▶ Instructions to follow
Your task is to repeat the entries underneath exactly, minus the pictures.

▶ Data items
-- START --

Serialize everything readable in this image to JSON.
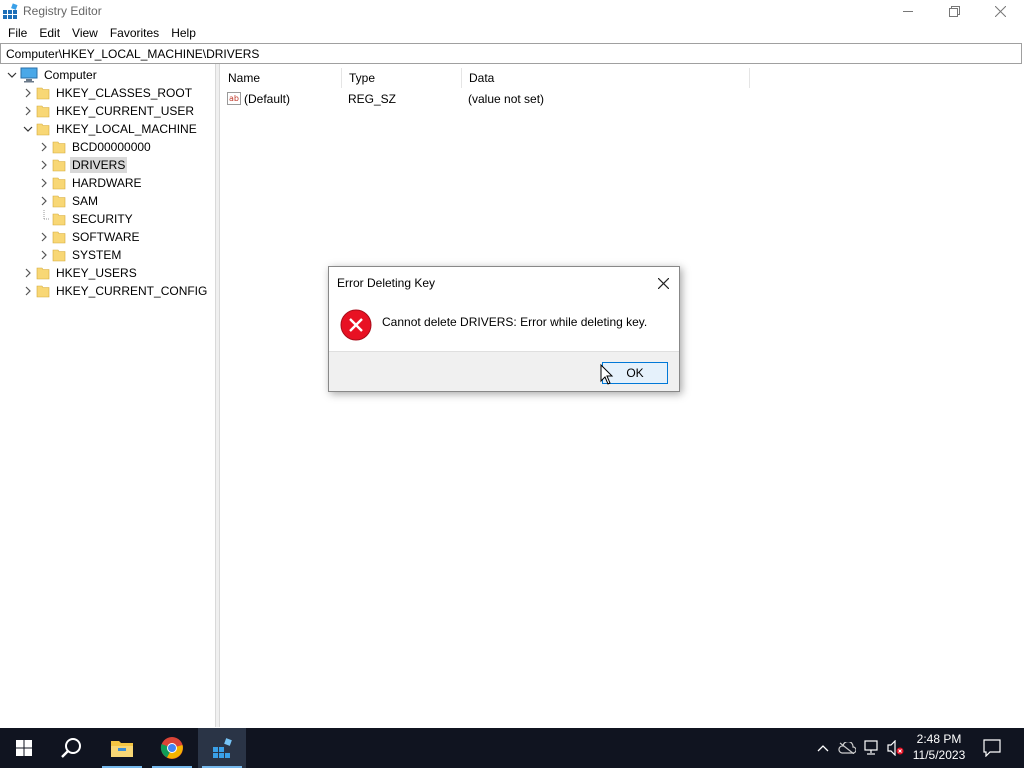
{
  "window": {
    "title": "Registry Editor"
  },
  "menu": [
    "File",
    "Edit",
    "View",
    "Favorites",
    "Help"
  ],
  "address": "Computer\\HKEY_LOCAL_MACHINE\\DRIVERS",
  "tree": {
    "root": "Computer",
    "hives": [
      "HKEY_CLASSES_ROOT",
      "HKEY_CURRENT_USER",
      "HKEY_LOCAL_MACHINE",
      "HKEY_USERS",
      "HKEY_CURRENT_CONFIG"
    ],
    "hklm_children": [
      "BCD00000000",
      "DRIVERS",
      "HARDWARE",
      "SAM",
      "SECURITY",
      "SOFTWARE",
      "SYSTEM"
    ],
    "selected": "DRIVERS"
  },
  "list": {
    "columns": [
      "Name",
      "Type",
      "Data"
    ],
    "rows": [
      {
        "name": "(Default)",
        "type": "REG_SZ",
        "data": "(value not set)",
        "icon": "string-value-icon"
      }
    ]
  },
  "dialog": {
    "title": "Error Deleting Key",
    "message": "Cannot delete DRIVERS:  Error while deleting key.",
    "ok_label": "OK",
    "icon": "error-icon"
  },
  "taskbar": {
    "apps": [
      "start-icon",
      "search-icon",
      "file-explorer-icon",
      "chrome-icon",
      "registry-editor-icon"
    ],
    "time": "2:48 PM",
    "date": "11/5/2023"
  },
  "colors": {
    "selection": "#d9d9d9",
    "accent": "#0078d7",
    "error": "#e81123",
    "taskbar": "#101420",
    "folder": "#f8d775"
  }
}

-- END --

▶ Full answer
Serialize everything readable in this image to JSON.
{
  "window": {
    "title": "Registry Editor"
  },
  "menu": [
    "File",
    "Edit",
    "View",
    "Favorites",
    "Help"
  ],
  "address": "Computer\\HKEY_LOCAL_MACHINE\\DRIVERS",
  "tree": {
    "root": "Computer",
    "hives": [
      "HKEY_CLASSES_ROOT",
      "HKEY_CURRENT_USER",
      "HKEY_LOCAL_MACHINE",
      "HKEY_USERS",
      "HKEY_CURRENT_CONFIG"
    ],
    "hklm_children": [
      "BCD00000000",
      "DRIVERS",
      "HARDWARE",
      "SAM",
      "SECURITY",
      "SOFTWARE",
      "SYSTEM"
    ],
    "selected": "DRIVERS"
  },
  "list": {
    "columns": [
      "Name",
      "Type",
      "Data"
    ],
    "rows": [
      {
        "name": "(Default)",
        "type": "REG_SZ",
        "data": "(value not set)",
        "icon": "string-value-icon"
      }
    ]
  },
  "dialog": {
    "title": "Error Deleting Key",
    "message": "Cannot delete DRIVERS:  Error while deleting key.",
    "ok_label": "OK",
    "icon": "error-icon"
  },
  "taskbar": {
    "apps": [
      "start-icon",
      "search-icon",
      "file-explorer-icon",
      "chrome-icon",
      "registry-editor-icon"
    ],
    "time": "2:48 PM",
    "date": "11/5/2023"
  },
  "colors": {
    "selection": "#d9d9d9",
    "accent": "#0078d7",
    "error": "#e81123",
    "taskbar": "#101420",
    "folder": "#f8d775"
  }
}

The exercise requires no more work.